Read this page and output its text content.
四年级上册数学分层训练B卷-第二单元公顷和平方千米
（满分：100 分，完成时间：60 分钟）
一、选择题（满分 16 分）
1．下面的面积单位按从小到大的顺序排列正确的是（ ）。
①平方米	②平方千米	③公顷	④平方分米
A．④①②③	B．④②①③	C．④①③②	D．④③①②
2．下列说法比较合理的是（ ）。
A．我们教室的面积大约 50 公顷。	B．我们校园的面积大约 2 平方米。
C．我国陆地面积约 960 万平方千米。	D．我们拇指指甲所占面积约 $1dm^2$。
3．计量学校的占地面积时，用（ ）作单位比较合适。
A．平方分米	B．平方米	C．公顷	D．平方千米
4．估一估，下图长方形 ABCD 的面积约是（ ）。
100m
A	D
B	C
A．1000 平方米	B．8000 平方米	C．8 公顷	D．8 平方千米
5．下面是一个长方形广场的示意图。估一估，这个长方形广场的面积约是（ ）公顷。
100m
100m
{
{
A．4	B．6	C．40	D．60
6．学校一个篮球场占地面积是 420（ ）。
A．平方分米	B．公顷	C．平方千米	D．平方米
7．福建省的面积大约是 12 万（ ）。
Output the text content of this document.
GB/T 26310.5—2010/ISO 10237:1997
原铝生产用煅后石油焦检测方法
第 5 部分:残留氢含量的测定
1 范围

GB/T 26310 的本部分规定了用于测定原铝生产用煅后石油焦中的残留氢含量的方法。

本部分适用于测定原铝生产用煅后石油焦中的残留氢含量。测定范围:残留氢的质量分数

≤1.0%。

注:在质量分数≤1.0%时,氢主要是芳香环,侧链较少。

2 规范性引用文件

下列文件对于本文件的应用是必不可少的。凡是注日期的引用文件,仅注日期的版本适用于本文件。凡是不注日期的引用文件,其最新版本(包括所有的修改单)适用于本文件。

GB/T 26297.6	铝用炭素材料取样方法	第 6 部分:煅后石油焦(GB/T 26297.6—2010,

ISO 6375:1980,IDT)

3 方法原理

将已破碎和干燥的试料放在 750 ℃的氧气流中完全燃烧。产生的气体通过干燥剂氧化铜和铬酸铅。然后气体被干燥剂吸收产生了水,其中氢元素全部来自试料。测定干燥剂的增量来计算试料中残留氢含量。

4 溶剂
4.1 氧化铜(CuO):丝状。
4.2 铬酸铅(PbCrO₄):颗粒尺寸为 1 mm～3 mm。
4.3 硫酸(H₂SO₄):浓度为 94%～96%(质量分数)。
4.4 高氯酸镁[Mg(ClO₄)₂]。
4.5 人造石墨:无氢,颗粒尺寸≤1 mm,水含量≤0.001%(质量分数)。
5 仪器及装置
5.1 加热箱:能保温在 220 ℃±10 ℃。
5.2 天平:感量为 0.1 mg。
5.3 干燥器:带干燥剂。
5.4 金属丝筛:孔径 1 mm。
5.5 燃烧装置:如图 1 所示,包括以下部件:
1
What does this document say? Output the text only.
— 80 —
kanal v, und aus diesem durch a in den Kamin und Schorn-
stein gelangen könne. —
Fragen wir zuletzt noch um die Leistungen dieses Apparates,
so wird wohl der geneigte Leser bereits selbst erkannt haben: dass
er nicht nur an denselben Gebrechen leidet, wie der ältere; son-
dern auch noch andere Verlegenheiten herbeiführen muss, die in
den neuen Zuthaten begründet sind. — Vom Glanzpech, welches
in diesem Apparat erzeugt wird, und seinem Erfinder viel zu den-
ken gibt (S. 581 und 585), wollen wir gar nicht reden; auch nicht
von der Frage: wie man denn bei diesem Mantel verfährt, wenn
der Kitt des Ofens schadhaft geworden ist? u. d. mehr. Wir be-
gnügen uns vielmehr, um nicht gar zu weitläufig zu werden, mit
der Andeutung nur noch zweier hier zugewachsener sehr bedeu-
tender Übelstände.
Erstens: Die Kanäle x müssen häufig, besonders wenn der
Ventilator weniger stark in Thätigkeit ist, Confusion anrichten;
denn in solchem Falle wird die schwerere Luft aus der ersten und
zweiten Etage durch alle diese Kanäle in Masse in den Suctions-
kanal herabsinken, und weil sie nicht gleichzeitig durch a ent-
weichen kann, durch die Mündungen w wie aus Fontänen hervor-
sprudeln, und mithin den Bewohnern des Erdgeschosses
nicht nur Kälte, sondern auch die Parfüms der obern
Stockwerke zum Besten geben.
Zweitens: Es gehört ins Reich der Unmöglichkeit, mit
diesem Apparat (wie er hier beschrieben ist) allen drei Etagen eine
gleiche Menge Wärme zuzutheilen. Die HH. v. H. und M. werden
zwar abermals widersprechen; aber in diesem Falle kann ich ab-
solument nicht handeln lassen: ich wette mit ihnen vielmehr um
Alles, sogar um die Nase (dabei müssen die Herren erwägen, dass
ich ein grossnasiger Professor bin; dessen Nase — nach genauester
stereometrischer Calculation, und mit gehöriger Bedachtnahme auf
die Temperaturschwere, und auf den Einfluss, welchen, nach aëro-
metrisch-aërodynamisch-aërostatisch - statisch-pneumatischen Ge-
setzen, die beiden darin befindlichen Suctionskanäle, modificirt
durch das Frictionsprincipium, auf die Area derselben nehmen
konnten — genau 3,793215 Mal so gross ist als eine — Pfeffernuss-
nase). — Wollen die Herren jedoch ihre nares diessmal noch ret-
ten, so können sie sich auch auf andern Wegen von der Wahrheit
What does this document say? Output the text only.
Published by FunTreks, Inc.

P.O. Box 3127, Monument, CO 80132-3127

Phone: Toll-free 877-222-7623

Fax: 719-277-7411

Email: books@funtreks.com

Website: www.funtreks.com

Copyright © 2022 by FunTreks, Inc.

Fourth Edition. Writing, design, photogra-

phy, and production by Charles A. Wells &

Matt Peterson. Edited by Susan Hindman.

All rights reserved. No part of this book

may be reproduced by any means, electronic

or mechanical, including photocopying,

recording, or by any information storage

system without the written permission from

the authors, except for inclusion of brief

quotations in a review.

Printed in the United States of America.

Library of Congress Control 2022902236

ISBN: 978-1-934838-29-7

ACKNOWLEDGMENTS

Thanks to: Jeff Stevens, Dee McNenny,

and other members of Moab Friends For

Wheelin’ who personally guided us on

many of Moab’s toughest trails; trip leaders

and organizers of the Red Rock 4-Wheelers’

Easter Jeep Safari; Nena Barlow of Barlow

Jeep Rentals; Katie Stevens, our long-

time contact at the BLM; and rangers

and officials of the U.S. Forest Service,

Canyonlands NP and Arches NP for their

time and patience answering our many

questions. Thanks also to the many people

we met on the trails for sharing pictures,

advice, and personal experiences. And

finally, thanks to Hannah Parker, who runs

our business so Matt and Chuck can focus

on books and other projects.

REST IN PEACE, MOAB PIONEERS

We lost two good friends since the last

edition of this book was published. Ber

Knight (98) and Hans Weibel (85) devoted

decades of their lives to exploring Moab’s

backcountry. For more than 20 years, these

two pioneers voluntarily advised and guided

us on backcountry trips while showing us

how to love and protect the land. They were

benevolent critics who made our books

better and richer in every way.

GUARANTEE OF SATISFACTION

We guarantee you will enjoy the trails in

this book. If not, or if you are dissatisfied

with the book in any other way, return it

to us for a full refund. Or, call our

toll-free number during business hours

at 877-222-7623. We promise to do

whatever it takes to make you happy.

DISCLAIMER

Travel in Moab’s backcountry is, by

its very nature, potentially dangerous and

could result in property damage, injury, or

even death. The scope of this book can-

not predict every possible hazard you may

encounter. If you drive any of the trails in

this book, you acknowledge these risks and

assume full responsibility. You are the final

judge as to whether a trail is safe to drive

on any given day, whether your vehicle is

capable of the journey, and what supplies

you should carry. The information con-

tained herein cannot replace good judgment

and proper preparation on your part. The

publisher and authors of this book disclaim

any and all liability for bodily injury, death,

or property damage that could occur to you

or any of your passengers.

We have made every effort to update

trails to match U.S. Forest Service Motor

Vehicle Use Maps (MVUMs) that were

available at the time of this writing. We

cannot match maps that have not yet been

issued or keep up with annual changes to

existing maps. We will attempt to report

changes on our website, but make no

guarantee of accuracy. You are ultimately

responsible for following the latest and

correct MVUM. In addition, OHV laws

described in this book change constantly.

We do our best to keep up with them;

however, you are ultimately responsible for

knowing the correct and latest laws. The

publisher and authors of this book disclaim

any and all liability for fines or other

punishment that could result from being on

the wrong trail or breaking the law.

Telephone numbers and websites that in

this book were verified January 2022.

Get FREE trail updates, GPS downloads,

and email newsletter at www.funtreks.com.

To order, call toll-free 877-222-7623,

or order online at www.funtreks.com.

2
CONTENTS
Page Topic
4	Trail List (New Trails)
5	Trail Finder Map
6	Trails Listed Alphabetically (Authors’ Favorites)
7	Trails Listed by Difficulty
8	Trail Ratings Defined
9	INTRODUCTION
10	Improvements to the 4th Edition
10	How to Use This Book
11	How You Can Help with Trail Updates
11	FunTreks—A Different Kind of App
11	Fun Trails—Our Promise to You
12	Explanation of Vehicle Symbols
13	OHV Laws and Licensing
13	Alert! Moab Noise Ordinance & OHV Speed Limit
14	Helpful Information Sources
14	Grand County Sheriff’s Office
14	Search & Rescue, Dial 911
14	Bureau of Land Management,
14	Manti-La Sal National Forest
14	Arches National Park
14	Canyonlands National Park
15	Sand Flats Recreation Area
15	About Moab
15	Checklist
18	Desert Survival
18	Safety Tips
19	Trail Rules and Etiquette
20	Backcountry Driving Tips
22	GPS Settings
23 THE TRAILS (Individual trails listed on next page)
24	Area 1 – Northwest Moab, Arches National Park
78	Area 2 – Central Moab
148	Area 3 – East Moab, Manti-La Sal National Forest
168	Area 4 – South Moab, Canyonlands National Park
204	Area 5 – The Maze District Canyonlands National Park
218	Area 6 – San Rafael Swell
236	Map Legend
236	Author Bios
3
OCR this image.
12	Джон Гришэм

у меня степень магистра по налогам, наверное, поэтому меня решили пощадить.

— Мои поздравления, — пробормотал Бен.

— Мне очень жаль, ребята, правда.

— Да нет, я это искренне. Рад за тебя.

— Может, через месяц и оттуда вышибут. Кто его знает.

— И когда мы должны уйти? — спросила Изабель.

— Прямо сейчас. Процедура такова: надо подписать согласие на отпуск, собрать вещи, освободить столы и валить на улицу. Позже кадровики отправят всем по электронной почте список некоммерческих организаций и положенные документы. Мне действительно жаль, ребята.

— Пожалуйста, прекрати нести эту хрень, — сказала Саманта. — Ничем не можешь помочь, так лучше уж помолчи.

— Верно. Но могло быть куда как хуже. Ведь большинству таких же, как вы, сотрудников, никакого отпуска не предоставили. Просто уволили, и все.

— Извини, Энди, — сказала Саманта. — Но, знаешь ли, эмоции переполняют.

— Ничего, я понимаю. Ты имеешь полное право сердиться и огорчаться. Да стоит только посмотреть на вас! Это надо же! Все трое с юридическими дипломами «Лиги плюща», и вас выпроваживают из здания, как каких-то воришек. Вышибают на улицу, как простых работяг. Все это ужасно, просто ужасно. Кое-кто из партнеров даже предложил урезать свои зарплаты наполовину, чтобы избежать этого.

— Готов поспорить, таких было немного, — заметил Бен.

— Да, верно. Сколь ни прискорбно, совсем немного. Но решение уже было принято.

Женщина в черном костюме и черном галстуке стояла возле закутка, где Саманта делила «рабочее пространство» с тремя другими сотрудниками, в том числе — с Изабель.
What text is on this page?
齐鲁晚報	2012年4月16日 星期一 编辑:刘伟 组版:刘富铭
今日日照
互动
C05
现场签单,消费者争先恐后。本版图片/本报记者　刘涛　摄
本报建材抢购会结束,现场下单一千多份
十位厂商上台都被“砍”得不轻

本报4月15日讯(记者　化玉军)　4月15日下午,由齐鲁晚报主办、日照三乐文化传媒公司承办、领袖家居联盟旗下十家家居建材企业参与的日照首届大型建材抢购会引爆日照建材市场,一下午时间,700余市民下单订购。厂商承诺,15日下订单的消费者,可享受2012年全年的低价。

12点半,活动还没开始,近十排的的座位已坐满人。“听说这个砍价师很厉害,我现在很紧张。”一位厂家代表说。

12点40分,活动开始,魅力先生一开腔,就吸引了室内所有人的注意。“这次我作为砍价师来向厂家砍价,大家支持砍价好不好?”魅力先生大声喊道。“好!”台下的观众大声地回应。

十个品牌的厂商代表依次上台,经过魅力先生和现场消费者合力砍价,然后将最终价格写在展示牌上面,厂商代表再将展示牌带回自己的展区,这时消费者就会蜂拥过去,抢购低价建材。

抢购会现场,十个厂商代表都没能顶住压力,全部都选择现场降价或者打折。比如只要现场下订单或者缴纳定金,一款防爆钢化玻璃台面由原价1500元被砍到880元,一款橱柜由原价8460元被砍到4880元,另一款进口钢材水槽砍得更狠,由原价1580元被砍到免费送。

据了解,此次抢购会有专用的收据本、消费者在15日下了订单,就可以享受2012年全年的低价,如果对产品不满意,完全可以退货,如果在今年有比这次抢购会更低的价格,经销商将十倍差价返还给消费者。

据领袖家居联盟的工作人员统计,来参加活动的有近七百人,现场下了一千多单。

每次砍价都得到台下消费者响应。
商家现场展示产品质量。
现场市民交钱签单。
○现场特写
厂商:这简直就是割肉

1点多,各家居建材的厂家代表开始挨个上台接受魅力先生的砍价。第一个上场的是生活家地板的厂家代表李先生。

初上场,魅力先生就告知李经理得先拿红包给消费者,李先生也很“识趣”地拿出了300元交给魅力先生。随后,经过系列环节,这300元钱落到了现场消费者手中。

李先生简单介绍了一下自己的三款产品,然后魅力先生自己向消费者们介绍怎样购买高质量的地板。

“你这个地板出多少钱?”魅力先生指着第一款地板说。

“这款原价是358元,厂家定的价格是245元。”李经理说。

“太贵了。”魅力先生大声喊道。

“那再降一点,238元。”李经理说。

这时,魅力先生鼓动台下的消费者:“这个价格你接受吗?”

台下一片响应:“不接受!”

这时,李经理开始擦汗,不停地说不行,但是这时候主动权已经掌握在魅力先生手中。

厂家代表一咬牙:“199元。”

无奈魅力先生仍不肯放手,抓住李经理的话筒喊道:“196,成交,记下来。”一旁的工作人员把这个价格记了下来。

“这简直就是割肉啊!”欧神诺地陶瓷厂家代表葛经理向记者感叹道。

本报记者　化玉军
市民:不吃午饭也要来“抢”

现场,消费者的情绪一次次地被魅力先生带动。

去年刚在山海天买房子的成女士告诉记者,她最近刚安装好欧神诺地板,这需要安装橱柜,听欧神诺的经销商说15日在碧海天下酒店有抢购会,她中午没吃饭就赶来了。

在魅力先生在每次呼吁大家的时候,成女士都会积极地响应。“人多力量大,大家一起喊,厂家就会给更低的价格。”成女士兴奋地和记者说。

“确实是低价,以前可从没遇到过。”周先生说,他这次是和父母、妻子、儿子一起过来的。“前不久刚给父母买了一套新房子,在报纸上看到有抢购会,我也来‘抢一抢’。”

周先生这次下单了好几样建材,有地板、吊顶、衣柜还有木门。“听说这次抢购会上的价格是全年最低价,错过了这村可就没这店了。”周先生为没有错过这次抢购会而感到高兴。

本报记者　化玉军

..............................

**Problem**
Find every line in the records above that contains the word "latest", and copy each one.

**Reply to the exercise**
responsible for following the latest and
knowing the correct and latest laws. The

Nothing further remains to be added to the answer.